TASK INSTRUCTIONS >> Whatever the lines below say, output them exactly.

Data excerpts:
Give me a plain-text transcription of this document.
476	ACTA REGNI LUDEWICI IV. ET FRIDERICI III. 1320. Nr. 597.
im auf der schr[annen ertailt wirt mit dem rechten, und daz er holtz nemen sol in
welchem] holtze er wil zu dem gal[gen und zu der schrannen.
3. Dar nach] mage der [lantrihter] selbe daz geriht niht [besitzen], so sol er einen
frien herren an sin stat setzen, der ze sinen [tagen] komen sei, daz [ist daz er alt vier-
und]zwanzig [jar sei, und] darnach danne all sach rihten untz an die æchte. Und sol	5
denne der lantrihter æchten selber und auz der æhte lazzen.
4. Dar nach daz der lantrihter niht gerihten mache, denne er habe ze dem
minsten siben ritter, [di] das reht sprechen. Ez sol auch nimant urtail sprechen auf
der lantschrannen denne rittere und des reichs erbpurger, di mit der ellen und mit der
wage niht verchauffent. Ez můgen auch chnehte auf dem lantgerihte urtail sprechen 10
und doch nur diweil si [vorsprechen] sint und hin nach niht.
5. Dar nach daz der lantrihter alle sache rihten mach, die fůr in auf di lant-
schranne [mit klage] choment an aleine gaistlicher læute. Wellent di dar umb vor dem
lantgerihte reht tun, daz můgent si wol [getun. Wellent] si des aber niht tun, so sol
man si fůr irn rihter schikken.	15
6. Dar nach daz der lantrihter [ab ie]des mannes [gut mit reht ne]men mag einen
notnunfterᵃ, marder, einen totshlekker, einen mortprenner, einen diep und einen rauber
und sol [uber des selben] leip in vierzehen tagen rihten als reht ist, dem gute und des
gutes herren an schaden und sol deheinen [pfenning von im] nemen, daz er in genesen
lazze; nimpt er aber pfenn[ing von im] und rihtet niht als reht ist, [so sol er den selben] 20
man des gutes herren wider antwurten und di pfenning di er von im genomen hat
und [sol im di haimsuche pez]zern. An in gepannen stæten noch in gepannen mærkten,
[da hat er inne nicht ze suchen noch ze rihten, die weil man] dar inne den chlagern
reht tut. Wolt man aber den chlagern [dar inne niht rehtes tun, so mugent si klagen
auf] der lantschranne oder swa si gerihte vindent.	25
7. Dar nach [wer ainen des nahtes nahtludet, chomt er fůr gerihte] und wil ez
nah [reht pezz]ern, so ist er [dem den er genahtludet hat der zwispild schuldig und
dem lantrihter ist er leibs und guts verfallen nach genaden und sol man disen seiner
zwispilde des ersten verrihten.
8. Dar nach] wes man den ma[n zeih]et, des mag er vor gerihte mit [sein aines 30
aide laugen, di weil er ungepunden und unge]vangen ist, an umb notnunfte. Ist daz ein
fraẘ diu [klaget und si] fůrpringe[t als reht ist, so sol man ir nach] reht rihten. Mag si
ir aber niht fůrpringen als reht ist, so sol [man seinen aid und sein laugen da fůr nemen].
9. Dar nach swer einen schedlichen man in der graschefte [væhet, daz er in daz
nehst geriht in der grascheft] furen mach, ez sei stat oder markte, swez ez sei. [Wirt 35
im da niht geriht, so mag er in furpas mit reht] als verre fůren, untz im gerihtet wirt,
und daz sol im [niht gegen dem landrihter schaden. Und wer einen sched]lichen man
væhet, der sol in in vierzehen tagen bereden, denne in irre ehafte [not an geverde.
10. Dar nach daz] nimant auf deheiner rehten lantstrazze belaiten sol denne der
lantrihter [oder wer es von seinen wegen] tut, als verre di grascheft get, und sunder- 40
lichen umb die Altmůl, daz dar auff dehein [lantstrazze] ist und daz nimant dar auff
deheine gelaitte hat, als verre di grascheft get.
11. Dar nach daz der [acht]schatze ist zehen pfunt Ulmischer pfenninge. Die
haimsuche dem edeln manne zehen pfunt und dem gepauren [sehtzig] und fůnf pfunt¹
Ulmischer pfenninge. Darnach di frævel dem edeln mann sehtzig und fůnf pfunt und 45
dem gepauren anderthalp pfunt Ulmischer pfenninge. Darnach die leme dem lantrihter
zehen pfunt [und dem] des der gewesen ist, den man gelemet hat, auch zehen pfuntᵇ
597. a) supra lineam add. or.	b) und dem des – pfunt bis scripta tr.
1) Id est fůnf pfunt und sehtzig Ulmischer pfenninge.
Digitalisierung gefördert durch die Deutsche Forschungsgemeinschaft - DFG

ANSWER SECTION >>
Give me a plain-text transcription of this document.
476	ACTA REGNI LUDEWICI IV. ET FRIDERICI III. 1320. Nr. 597.
im auf der schr[annen ertailt wirt mit dem rechten, und daz er holtz nemen sol in
welchem] holtze er wil zu dem gal[gen und zu der schrannen.
3. Dar nach] mage der [lantrihter] selbe daz geriht niht [besitzen], so sol er einen
frien herren an sin stat setzen, der ze sinen [tagen] komen sei, daz [ist daz er alt vier-
und]zwanzig [jar sei, und] darnach danne all sach rihten untz an die æchte. Und sol	5
denne der lantrihter æchten selber und auz der æhte lazzen.
4. Dar nach daz der lantrihter niht gerihten mache, denne er habe ze dem
minsten siben ritter, [di] das reht sprechen. Ez sol auch nimant urtail sprechen auf
der lantschrannen denne rittere und des reichs erbpurger, di mit der ellen und mit der
wage niht verchauffent. Ez můgen auch chnehte auf dem lantgerihte urtail sprechen 10
und doch nur diweil si [vorsprechen] sint und hin nach niht.
5. Dar nach daz der lantrihter alle sache rihten mach, die fůr in auf di lant-
schranne [mit klage] choment an aleine gaistlicher læute. Wellent di dar umb vor dem
lantgerihte reht tun, daz můgent si wol [getun. Wellent] si des aber niht tun, so sol
man si fůr irn rihter schikken.	15
6. Dar nach daz der lantrihter [ab ie]des mannes [gut mit reht ne]men mag einen
notnunfterᵃ, marder, einen totshlekker, einen mortprenner, einen diep und einen rauber
und sol [uber des selben] leip in vierzehen tagen rihten als reht ist, dem gute und des
gutes herren an schaden und sol deheinen [pfenning von im] nemen, daz er in genesen
lazze; nimpt er aber pfenn[ing von im] und rihtet niht als reht ist, [so sol er den selben] 20
man des gutes herren wider antwurten und di pfenning di er von im genomen hat
und [sol im di haimsuche pez]zern. An in gepannen stæten noch in gepannen mærkten,
[da hat er inne nicht ze suchen noch ze rihten, die weil man] dar inne den chlagern
reht tut. Wolt man aber den chlagern [dar inne niht rehtes tun, so mugent si klagen
auf] der lantschranne oder swa si gerihte vindent.	25
7. Dar nach [wer ainen des nahtes nahtludet, chomt er fůr gerihte] und wil ez
nah [reht pezz]ern, so ist er [dem den er genahtludet hat der zwispild schuldig und
dem lantrihter ist er leibs und guts verfallen nach genaden und sol man disen seiner
zwispilde des ersten verrihten.
8. Dar nach] wes man den ma[n zeih]et, des mag er vor gerihte mit [sein aines 30
aide laugen, di weil er ungepunden und unge]vangen ist, an umb notnunfte. Ist daz ein
fraẘ diu [klaget und si] fůrpringe[t als reht ist, so sol man ir nach] reht rihten. Mag si
ir aber niht fůrpringen als reht ist, so sol [man seinen aid und sein laugen da fůr nemen].
9. Dar nach swer einen schedlichen man in der graschefte [væhet, daz er in daz
nehst geriht in der grascheft] furen mach, ez sei stat oder markte, swez ez sei. [Wirt 35
im da niht geriht, so mag er in furpas mit reht] als verre fůren, untz im gerihtet wirt,
und daz sol im [niht gegen dem landrihter schaden. Und wer einen sched]lichen man
væhet, der sol in in vierzehen tagen bereden, denne in irre ehafte [not an geverde.
10. Dar nach daz] nimant auf deheiner rehten lantstrazze belaiten sol denne der
lantrihter [oder wer es von seinen wegen] tut, als verre di grascheft get, und sunder- 40
lichen umb die Altmůl, daz dar auff dehein [lantstrazze] ist und daz nimant dar auff
deheine gelaitte hat, als verre di grascheft get.
11. Dar nach daz der [acht]schatze ist zehen pfunt Ulmischer pfenninge. Die
haimsuche dem edeln manne zehen pfunt und dem gepauren [sehtzig] und fůnf pfunt¹
Ulmischer pfenninge. Darnach di frævel dem edeln mann sehtzig und fůnf pfunt und 45
dem gepauren anderthalp pfunt Ulmischer pfenninge. Darnach die leme dem lantrihter
zehen pfunt [und dem] des der gewesen ist, den man gelemet hat, auch zehen pfuntᵇ
597. a) supra lineam add. or.	b) und dem des – pfunt bis scripta tr.
1) Id est fůnf pfunt und sehtzig Ulmischer pfenninge.
Digitalisierung gefördert durch die Deutsche Forschungsgemeinschaft - DFG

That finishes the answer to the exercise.